> **What is expected**: Please transcribe the rows below word for word, beginning at the first row and stopping after the row that contains "pickaxe-icon [1102, 460, 1146, 509]".

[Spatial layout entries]
————

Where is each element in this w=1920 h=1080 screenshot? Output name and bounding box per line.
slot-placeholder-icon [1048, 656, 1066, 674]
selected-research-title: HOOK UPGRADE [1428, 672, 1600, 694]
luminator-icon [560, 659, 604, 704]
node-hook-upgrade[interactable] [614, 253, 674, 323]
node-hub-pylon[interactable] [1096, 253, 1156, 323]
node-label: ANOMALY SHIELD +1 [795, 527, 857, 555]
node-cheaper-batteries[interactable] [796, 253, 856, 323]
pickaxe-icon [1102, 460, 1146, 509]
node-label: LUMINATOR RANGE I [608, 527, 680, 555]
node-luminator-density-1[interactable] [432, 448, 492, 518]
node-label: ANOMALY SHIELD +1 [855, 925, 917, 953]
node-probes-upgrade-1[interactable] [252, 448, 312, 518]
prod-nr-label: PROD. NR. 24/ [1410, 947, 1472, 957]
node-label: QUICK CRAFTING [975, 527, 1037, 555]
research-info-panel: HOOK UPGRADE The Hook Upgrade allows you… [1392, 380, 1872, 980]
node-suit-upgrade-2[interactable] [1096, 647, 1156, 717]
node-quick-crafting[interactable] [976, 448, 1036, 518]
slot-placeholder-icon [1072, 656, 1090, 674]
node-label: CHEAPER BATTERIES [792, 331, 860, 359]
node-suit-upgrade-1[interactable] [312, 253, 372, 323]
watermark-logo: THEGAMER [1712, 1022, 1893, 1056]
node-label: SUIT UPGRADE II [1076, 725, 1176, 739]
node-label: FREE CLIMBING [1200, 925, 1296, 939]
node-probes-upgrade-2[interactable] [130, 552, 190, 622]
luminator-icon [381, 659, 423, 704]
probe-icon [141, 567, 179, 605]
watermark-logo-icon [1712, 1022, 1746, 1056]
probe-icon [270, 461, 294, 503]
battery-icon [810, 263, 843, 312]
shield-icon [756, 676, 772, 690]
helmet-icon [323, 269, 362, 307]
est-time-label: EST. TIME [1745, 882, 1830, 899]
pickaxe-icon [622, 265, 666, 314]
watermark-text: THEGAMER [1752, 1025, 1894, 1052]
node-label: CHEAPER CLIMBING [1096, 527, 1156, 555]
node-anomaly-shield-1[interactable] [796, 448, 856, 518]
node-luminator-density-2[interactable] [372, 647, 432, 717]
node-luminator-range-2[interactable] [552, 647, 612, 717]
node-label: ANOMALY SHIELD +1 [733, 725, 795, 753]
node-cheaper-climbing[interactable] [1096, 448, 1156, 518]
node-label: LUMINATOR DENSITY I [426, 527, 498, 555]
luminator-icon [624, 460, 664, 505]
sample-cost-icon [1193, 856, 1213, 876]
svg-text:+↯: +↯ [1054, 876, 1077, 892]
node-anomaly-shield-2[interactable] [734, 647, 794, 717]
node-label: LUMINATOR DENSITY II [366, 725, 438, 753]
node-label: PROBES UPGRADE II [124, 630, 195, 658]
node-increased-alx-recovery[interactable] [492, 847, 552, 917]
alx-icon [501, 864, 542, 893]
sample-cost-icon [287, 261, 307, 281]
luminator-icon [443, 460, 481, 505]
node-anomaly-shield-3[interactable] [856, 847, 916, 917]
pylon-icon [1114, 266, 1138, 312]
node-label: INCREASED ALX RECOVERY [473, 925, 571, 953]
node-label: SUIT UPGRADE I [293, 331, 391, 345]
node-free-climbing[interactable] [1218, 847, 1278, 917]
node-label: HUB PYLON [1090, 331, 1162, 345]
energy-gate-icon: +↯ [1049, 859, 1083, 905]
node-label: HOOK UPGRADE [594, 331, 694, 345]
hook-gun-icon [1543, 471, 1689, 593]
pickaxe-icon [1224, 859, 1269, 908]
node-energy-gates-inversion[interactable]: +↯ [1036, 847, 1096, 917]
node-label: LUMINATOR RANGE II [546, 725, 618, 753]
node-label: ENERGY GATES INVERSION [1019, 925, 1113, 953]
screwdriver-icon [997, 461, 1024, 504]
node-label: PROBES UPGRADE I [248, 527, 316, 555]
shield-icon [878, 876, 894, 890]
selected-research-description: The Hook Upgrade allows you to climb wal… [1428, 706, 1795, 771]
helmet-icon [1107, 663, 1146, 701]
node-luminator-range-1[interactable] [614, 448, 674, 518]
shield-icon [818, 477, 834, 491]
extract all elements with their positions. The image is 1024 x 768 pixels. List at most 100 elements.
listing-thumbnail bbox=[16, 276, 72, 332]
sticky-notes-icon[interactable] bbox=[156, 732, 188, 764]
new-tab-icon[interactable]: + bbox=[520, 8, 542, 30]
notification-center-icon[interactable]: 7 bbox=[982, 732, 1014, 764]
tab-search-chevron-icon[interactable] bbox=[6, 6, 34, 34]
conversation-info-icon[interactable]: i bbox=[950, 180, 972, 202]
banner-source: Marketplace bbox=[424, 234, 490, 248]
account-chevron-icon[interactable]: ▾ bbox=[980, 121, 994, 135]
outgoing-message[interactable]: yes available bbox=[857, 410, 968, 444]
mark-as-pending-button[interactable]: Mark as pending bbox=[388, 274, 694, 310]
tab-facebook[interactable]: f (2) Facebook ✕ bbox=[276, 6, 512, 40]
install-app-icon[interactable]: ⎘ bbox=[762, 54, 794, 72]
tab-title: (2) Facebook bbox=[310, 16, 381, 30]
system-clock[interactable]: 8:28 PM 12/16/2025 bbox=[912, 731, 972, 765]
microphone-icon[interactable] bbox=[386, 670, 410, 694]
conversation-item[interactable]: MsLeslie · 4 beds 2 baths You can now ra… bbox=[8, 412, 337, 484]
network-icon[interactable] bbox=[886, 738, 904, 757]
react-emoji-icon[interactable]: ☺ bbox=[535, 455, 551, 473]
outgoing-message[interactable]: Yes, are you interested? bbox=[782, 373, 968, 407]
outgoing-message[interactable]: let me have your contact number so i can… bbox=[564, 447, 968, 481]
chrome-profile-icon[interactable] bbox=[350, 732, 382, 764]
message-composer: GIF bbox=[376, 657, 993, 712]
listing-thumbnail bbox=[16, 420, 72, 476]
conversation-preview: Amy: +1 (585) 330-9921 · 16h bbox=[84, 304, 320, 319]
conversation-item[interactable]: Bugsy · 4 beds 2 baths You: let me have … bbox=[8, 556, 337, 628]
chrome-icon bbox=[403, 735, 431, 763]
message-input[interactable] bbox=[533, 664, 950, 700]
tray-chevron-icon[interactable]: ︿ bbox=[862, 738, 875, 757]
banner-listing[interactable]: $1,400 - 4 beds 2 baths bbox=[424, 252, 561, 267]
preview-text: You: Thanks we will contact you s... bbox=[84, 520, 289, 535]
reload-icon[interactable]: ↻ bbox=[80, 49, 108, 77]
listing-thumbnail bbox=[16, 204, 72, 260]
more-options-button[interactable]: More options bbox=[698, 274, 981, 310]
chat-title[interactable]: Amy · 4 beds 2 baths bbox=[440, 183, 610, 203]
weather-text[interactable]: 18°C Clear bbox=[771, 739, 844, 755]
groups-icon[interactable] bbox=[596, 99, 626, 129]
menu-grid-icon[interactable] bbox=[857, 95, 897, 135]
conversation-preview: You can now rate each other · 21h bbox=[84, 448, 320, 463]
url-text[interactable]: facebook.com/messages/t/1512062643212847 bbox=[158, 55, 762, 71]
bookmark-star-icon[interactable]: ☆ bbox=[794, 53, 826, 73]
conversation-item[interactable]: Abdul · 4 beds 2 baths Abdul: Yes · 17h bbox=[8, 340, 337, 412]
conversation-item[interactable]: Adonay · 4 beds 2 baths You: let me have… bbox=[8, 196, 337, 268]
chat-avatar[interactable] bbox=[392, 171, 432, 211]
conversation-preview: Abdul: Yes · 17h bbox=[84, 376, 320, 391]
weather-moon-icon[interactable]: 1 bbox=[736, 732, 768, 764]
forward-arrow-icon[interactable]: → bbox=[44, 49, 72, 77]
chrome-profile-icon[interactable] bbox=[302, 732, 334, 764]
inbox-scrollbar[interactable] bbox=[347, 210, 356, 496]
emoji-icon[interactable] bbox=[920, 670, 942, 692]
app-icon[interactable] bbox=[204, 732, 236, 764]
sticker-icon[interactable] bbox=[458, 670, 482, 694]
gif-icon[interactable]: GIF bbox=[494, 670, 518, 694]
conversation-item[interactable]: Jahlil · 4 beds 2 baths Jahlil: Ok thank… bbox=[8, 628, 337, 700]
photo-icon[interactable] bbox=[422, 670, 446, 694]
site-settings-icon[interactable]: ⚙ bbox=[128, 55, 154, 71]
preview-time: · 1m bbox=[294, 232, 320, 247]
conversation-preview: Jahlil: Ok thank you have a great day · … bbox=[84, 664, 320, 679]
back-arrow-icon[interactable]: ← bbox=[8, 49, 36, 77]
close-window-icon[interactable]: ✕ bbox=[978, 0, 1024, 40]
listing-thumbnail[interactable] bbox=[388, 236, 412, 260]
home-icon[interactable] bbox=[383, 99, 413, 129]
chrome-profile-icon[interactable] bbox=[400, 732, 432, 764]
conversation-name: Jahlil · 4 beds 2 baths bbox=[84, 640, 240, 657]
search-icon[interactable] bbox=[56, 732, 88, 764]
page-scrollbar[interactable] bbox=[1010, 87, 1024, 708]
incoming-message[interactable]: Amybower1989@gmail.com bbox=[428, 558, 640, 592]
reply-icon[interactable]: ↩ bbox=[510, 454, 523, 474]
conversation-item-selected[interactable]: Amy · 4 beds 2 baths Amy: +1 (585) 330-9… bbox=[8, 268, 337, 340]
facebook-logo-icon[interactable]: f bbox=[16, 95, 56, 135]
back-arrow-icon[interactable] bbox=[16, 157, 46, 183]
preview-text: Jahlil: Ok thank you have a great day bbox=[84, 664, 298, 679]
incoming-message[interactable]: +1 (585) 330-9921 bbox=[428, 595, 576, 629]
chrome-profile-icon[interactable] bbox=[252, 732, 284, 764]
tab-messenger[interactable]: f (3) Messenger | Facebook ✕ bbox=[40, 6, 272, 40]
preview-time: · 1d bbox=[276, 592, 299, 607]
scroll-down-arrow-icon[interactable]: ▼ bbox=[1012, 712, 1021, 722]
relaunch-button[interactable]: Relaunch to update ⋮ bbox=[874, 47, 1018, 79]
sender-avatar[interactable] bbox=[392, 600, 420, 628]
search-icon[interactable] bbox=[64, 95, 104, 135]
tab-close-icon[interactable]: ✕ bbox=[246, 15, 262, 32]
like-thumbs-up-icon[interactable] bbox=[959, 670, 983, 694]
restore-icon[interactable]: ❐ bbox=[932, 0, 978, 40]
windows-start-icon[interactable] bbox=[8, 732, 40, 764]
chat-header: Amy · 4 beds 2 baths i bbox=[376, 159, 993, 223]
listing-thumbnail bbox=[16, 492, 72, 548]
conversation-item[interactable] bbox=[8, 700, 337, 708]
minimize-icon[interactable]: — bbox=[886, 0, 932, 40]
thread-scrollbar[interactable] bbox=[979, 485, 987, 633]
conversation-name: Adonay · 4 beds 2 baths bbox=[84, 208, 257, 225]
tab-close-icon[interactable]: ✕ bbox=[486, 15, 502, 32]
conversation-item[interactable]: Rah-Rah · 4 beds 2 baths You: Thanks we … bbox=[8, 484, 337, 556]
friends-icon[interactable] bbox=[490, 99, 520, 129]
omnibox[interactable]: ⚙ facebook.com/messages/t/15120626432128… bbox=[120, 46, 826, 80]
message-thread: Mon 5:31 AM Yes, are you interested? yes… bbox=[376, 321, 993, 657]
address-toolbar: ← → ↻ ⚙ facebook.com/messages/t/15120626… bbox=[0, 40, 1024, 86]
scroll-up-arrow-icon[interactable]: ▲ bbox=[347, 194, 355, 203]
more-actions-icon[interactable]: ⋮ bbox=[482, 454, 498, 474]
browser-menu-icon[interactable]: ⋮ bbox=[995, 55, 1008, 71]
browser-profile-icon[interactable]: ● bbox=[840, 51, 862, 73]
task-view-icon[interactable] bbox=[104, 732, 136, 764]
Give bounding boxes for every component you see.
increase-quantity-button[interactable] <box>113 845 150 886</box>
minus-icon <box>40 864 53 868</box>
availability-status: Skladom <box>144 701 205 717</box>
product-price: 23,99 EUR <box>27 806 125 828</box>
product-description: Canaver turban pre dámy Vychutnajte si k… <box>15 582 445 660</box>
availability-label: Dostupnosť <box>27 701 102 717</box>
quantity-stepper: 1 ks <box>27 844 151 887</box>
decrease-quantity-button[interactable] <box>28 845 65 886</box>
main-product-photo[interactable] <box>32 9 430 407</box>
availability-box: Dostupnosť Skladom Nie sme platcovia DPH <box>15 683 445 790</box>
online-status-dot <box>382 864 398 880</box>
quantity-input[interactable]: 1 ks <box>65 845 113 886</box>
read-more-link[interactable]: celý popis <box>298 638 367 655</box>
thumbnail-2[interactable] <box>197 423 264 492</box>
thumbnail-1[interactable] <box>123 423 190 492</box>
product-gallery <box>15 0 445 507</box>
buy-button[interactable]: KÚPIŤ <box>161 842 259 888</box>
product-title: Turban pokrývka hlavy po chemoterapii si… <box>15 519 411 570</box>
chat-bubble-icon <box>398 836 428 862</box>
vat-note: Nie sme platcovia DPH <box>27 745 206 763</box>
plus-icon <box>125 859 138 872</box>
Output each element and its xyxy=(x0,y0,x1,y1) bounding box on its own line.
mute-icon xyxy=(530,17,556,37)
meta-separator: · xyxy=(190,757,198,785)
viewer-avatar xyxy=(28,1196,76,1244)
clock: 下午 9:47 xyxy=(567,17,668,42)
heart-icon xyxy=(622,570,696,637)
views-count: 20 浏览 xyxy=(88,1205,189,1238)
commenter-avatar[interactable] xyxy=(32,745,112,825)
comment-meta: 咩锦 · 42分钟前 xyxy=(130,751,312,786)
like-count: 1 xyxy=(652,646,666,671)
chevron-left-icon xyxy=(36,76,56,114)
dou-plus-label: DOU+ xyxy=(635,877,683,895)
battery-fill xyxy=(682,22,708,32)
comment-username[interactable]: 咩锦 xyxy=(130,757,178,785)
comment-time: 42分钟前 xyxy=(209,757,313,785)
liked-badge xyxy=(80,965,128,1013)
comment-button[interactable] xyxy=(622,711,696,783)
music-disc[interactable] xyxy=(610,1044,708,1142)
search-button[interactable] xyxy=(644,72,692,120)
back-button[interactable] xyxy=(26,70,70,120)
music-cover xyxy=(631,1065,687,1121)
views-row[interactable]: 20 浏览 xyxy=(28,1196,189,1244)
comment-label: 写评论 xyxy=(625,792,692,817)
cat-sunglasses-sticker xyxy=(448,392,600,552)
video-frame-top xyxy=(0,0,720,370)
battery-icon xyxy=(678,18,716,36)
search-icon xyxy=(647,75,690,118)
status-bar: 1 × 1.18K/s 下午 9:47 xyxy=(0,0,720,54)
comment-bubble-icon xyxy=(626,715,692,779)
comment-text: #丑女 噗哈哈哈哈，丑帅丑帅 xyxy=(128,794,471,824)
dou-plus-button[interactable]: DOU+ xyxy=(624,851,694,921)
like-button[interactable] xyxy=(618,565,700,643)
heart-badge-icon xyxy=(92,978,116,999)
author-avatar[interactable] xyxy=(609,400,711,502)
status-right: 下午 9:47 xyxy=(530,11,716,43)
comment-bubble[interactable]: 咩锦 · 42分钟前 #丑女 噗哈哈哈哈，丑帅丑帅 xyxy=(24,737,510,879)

————

> **Response for this exercise**:
Where is each element in this w=1920 h=1080 screenshot? Output name and bounding box per line.
slot-placeholder-icon [1048, 656, 1066, 674]
selected-research-title: HOOK UPGRADE [1428, 672, 1600, 694]
luminator-icon [560, 659, 604, 704]
node-hook-upgrade[interactable] [614, 253, 674, 323]
node-hub-pylon[interactable] [1096, 253, 1156, 323]
node-label: ANOMALY SHIELD +1 [795, 527, 857, 555]
node-cheaper-batteries[interactable] [796, 253, 856, 323]
pickaxe-icon [1102, 460, 1146, 509]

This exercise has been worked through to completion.